## PROBLEM
Reproduce the lines of data below word for word, beginning at the line that contains "Localize all elements." and stopping after the line that contains "category-label: Paxtachi —".

[A block of data]
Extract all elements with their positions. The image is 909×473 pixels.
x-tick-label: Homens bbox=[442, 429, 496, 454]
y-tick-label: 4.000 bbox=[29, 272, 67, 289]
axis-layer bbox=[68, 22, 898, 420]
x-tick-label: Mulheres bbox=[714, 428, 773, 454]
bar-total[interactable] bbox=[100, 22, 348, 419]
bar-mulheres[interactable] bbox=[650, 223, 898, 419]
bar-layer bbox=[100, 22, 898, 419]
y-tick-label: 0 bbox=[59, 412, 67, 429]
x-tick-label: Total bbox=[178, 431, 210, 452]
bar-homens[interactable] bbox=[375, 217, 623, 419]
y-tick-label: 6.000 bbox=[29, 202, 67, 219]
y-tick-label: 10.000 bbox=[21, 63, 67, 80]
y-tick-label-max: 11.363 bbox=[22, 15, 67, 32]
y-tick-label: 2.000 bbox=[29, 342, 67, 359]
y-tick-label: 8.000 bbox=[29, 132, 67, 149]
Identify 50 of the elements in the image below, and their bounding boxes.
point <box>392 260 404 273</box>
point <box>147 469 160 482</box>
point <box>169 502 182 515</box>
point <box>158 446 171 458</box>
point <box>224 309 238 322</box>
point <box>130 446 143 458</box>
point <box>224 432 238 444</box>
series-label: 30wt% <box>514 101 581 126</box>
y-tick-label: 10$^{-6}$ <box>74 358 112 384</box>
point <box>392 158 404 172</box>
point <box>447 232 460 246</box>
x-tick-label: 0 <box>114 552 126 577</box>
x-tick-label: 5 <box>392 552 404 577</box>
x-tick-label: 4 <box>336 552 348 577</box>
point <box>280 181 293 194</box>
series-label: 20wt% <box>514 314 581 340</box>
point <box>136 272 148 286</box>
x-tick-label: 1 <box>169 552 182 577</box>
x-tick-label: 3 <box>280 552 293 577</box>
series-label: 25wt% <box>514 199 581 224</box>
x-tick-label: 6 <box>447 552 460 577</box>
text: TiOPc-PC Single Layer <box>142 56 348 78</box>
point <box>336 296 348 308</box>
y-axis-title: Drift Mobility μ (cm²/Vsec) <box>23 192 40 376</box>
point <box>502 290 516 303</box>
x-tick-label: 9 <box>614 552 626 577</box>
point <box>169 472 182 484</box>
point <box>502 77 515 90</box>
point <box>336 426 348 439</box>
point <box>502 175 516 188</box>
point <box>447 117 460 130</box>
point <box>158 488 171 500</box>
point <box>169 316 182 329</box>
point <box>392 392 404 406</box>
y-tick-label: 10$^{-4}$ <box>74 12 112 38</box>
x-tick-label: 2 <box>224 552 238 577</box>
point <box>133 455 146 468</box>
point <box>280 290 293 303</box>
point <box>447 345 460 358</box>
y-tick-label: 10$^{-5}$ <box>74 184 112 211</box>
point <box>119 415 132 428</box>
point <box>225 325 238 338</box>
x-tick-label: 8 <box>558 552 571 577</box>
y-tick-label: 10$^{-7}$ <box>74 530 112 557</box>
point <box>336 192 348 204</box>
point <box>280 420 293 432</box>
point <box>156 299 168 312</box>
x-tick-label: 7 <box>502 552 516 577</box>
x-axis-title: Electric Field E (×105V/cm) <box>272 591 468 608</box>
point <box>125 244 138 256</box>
...
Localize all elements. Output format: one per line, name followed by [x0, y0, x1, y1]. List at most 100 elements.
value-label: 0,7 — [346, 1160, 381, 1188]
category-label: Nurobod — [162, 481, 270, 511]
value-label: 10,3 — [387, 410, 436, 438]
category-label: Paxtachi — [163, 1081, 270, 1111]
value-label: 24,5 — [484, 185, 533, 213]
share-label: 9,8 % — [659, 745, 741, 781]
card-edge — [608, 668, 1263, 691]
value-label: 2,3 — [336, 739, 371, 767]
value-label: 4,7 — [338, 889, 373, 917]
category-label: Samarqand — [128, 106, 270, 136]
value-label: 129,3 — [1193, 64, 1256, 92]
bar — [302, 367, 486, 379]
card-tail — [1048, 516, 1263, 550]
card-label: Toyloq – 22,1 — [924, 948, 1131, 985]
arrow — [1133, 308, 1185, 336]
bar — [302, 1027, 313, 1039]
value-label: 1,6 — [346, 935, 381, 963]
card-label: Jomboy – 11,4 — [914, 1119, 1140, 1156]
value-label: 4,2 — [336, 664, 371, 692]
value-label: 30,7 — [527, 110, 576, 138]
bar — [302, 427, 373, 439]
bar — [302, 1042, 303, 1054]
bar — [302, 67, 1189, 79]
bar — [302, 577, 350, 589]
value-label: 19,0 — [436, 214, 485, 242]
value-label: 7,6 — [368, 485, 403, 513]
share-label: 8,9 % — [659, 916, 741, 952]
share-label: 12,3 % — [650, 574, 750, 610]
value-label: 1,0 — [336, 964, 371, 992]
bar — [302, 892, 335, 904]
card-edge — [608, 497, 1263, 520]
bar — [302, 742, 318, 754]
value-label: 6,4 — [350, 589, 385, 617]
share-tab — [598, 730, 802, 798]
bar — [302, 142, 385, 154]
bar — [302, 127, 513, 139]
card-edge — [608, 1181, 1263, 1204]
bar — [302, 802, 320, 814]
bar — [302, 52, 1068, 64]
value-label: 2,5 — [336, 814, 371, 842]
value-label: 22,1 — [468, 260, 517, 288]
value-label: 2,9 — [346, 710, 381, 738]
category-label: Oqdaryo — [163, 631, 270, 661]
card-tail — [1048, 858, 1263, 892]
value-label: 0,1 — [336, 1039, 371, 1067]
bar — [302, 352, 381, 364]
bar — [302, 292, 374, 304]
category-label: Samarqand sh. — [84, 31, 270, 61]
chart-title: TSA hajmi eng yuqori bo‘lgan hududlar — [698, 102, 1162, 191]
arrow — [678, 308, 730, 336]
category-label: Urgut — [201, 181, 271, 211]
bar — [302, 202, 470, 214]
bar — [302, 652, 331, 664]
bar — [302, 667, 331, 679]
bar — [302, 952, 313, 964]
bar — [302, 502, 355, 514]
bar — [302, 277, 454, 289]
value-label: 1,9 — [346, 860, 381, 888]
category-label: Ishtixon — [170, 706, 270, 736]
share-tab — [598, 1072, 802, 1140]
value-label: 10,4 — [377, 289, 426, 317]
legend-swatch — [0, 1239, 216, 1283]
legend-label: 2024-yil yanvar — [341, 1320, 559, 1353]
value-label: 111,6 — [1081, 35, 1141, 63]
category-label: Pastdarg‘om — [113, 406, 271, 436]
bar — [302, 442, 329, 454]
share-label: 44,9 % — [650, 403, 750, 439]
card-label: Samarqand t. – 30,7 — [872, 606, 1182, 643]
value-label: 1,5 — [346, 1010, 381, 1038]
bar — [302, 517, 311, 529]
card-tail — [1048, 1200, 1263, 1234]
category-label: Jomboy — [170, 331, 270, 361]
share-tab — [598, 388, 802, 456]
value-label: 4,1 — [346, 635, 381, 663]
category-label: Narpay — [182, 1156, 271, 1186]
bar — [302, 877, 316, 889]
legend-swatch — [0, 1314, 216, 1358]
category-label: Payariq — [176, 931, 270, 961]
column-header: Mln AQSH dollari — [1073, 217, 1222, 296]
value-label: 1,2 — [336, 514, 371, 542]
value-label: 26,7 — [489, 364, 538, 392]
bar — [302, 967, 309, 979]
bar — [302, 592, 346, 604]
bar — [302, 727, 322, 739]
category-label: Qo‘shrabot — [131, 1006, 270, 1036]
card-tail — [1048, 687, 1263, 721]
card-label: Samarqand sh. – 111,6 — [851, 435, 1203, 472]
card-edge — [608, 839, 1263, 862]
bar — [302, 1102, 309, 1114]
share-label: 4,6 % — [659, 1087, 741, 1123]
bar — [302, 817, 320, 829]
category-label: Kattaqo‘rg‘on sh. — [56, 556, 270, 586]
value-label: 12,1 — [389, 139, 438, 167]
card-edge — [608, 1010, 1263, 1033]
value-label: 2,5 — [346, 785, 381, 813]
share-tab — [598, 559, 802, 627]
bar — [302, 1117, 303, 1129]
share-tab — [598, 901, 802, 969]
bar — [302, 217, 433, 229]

## WRITTEN SOLUTION
Localize all elements. Output format: one per line, name followed by [x0, y0, x1, y1]. List at most 100 elements.
value-label: 0,7 — [346, 1160, 381, 1188]
category-label: Nurobod — [162, 481, 270, 511]
value-label: 10,3 — [387, 410, 436, 438]
category-label: Paxtachi — [163, 1081, 270, 1111]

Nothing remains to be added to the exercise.